The problem. Exactly as they appear, output all of the entries.
####################
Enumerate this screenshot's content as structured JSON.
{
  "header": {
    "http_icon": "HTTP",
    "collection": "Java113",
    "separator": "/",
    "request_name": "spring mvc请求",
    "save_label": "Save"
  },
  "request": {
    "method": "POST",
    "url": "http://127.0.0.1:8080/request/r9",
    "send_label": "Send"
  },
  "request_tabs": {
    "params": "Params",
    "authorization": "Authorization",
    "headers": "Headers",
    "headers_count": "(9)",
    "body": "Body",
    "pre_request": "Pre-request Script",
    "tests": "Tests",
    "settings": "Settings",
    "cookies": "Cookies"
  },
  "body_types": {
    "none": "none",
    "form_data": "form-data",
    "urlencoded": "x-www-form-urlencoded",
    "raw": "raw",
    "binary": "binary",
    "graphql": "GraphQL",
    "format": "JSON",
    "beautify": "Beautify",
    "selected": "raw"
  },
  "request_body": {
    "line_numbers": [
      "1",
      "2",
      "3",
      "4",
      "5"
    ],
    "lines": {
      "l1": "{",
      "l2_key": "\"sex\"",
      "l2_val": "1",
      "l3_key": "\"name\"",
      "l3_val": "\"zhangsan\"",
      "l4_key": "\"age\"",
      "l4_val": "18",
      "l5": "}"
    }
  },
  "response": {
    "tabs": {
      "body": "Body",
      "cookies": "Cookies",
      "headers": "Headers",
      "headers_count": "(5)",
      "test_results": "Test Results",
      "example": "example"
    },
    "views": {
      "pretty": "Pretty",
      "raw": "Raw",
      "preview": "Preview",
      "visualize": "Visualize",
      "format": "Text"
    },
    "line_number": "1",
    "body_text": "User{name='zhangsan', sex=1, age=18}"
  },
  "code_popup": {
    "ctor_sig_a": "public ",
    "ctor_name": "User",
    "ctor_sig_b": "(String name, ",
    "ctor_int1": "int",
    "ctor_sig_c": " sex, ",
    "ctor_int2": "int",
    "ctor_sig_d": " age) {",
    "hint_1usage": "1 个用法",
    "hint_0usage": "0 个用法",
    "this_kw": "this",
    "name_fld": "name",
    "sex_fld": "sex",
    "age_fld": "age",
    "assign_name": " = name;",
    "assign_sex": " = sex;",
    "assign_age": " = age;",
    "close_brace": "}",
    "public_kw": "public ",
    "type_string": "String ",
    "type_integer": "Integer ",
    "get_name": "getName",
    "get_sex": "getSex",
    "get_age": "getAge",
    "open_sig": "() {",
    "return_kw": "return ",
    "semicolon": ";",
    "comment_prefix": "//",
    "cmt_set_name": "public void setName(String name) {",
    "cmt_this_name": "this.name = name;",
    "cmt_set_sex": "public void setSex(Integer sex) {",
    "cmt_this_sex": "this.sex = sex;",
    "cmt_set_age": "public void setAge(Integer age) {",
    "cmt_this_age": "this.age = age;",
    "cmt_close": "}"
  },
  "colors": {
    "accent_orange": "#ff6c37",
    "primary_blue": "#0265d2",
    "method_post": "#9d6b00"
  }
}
####################
Solution to the problem.
Enumerate this screenshot's content as structured JSON.
{
  "header": {
    "http_icon": "HTTP",
    "collection": "Java113",
    "separator": "/",
    "request_name": "spring mvc请求",
    "save_label": "Save"
  },
  "request": {
    "method": "POST",
    "url": "http://127.0.0.1:8080/request/r9",
    "send_label": "Send"
  },
  "request_tabs": {
    "params": "Params",
    "authorization": "Authorization",
    "headers": "Headers",
    "headers_count": "(9)",
    "body": "Body",
    "pre_request": "Pre-request Script",
    "tests": "Tests",
    "settings": "Settings",
    "cookies": "Cookies"
  },
  "body_types": {
    "none": "none",
    "form_data": "form-data",
    "urlencoded": "x-www-form-urlencoded",
    "raw": "raw",
    "binary": "binary",
    "graphql": "GraphQL",
    "format": "JSON",
    "beautify": "Beautify",
    "selected": "raw"
  },
  "request_body": {
    "line_numbers": [
      "1",
      "2",
      "3",
      "4",
      "5"
    ],
    "lines": {
      "l1": "{",
      "l2_key": "\"sex\"",
      "l2_val": "1",
      "l3_key": "\"name\"",
      "l3_val": "\"zhangsan\"",
      "l4_key": "\"age\"",
      "l4_val": "18",
      "l5": "}"
    }
  },
  "response": {
    "tabs": {
      "body": "Body",
      "cookies": "Cookies",
      "headers": "Headers",
      "headers_count": "(5)",
      "test_results": "Test Results",
      "example": "example"
    },
    "views": {
      "pretty": "Pretty",
      "raw": "Raw",
      "preview": "Preview",
      "visualize": "Visualize",
      "format": "Text"
    },
    "line_number": "1",
    "body_text": "User{name='zhangsan', sex=1, age=18}"
  },
  "code_popup": {
    "ctor_sig_a": "public ",
    "ctor_name": "User",
    "ctor_sig_b": "(String name, ",
    "ctor_int1": "int",
    "ctor_sig_c": " sex, ",
    "ctor_int2": "int",
    "ctor_sig_d": " age) {",
    "hint_1usage": "1 个用法",
    "hint_0usage": "0 个用法",
    "this_kw": "this",
    "name_fld": "name",
    "sex_fld": "sex",
    "age_fld": "age",
    "assign_name": " = name;",
    "assign_sex": " = sex;",
    "assign_age": " = age;",
    "close_brace": "}",
    "public_kw": "public ",
    "type_string": "String ",
    "type_integer": "Integer ",
    "get_name": "getName",
    "get_sex": "getSex",
    "get_age": "getAge",
    "open_sig": "() {",
    "return_kw": "return ",
    "semicolon": ";",
    "comment_prefix": "//",
    "cmt_set_name": "public void setName(String name) {",
    "cmt_this_name": "this.name = name;",
    "cmt_set_sex": "public void setSex(Integer sex) {",
    "cmt_this_sex": "this.sex = sex;",
    "cmt_set_age": "public void setAge(Integer age) {",
    "cmt_this_age": "this.age = age;",
    "cmt_close": "}"
  },
  "colors": {
    "accent_orange": "#ff6c37",
    "primary_blue": "#0265d2",
    "method_post": "#9d6b00"
  }
}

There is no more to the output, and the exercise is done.